__Work required__: Gather each line of the records where "arrow" appears.

======== Dataset content ========

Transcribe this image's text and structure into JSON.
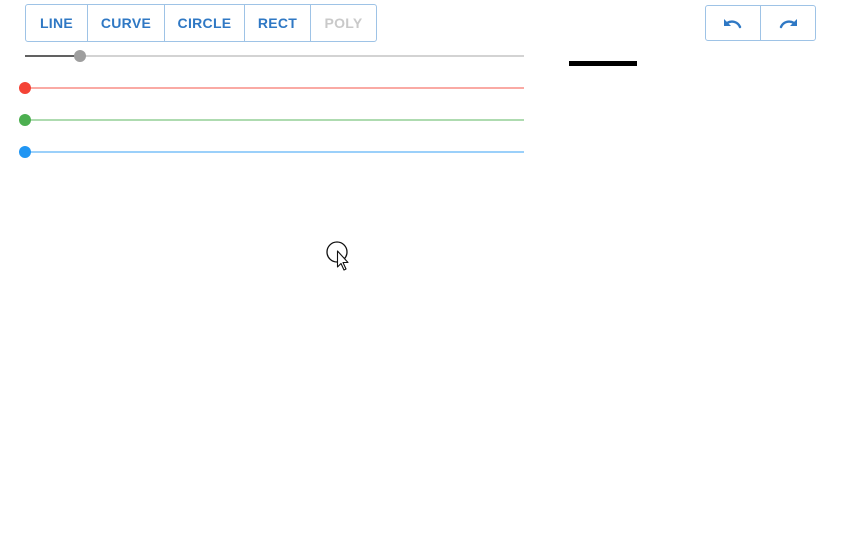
{
  "toolbar": {
    "tools": [
      {
        "key": "line",
        "label": "LINE",
        "enabled": true
      },
      {
        "key": "curve",
        "label": "CURVE",
        "enabled": true
      },
      {
        "key": "circle",
        "label": "CIRCLE",
        "enabled": true
      },
      {
        "key": "rect",
        "label": "RECT",
        "enabled": true
      },
      {
        "key": "poly",
        "label": "POLY",
        "enabled": false
      }
    ],
    "history": {
      "undo_icon": "undo-arrow-icon",
      "redo_icon": "redo-arrow-icon",
      "icon_color": "#2f78c4"
    }
  },
  "sliders": {
    "stroke_width": {
      "value": 0.11,
      "color": "#9e9e9e",
      "track_color": "#616161"
    },
    "red": {
      "value": 0,
      "color": "#f44336"
    },
    "green": {
      "value": 0,
      "color": "#4caf50"
    },
    "blue": {
      "value": 0,
      "color": "#2196f3"
    }
  },
  "preview": {
    "stroke_color": "#000000"
  },
  "canvas": {
    "cursor_icon": "circle-cursor-icon"
  }
}
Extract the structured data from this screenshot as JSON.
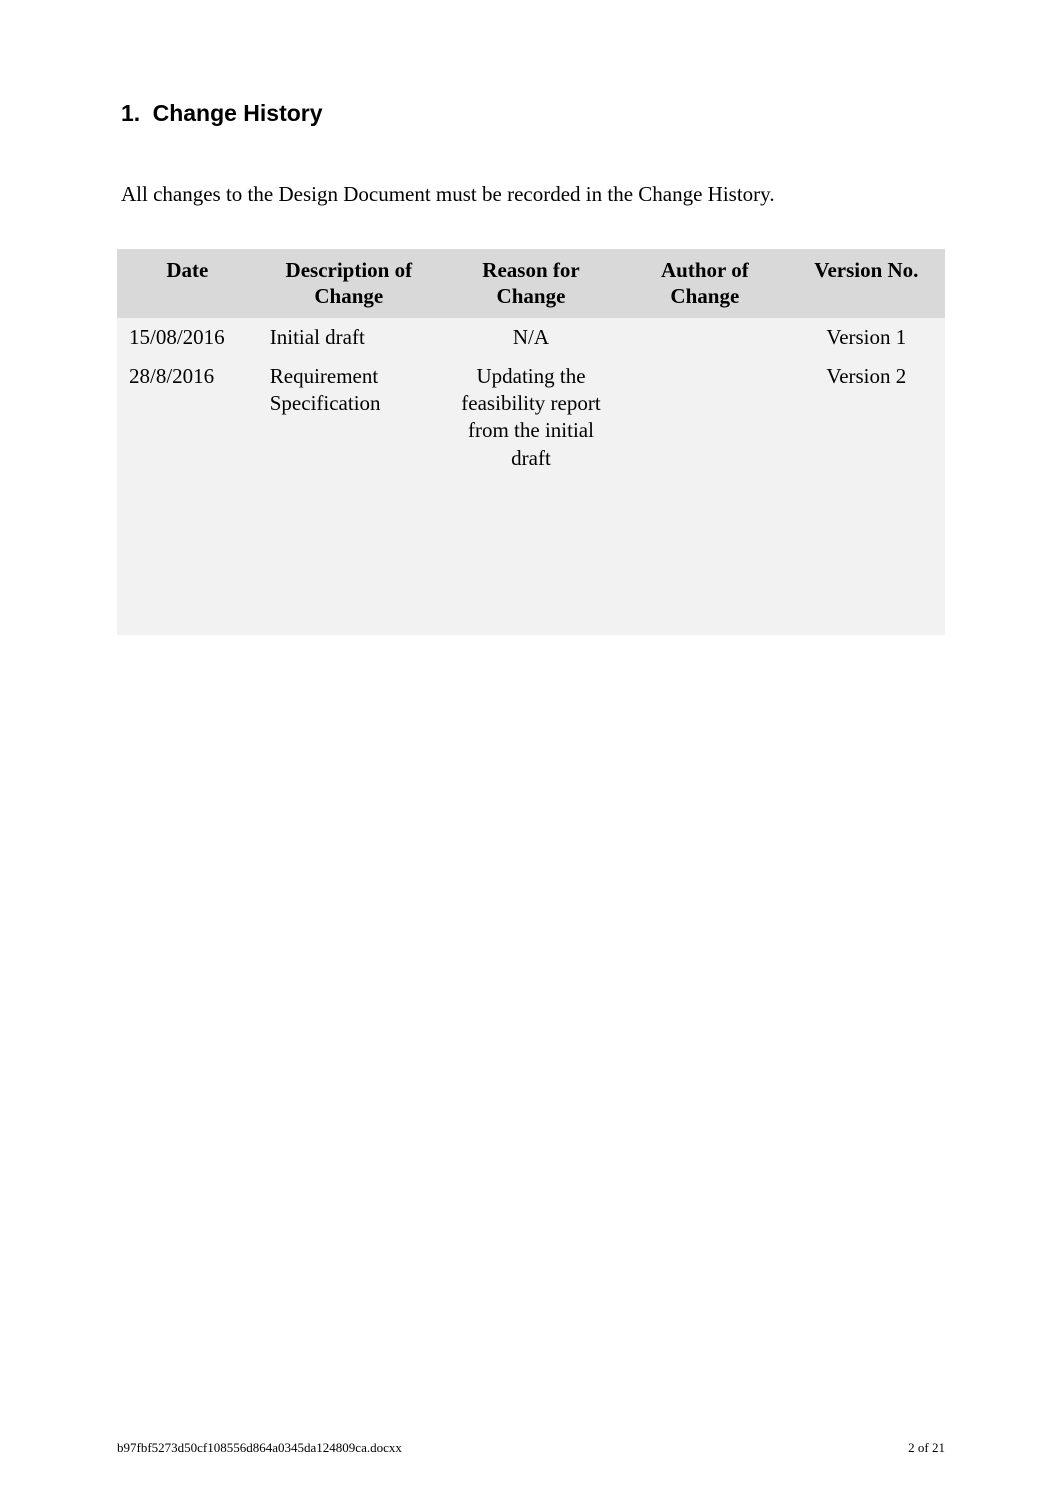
{
  "heading_number": "1.",
  "heading_title": "Change History",
  "intro_text": "All changes to the Design Document must be recorded in the Change History.",
  "table": {
    "headers": {
      "date": "Date",
      "description": "Description of Change",
      "reason": "Reason for Change",
      "author": "Author of Change",
      "version": "Version No."
    },
    "rows": [
      {
        "date": "15/08/2016",
        "description": "Initial draft",
        "reason": "N/A",
        "author": "",
        "version": "Version 1"
      },
      {
        "date": "28/8/2016",
        "description": "Requirement Specification",
        "reason": "Updating the feasibility report from the initial draft",
        "author": "",
        "version": "Version 2"
      },
      {
        "date": "",
        "description": "",
        "reason": "",
        "author": "",
        "version": ""
      },
      {
        "date": "",
        "description": "",
        "reason": "",
        "author": "",
        "version": ""
      },
      {
        "date": "",
        "description": "",
        "reason": "",
        "author": "",
        "version": ""
      },
      {
        "date": "",
        "description": "",
        "reason": "",
        "author": "",
        "version": ""
      }
    ]
  },
  "footer": {
    "filename": "b97fbf5273d50cf108556d864a0345da124809ca.docxx",
    "page_info": "2 of 21"
  }
}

========

__Solved problem__:
      "undo_icon": "undo-arrow-icon",
      "redo_icon": "redo-arrow-icon",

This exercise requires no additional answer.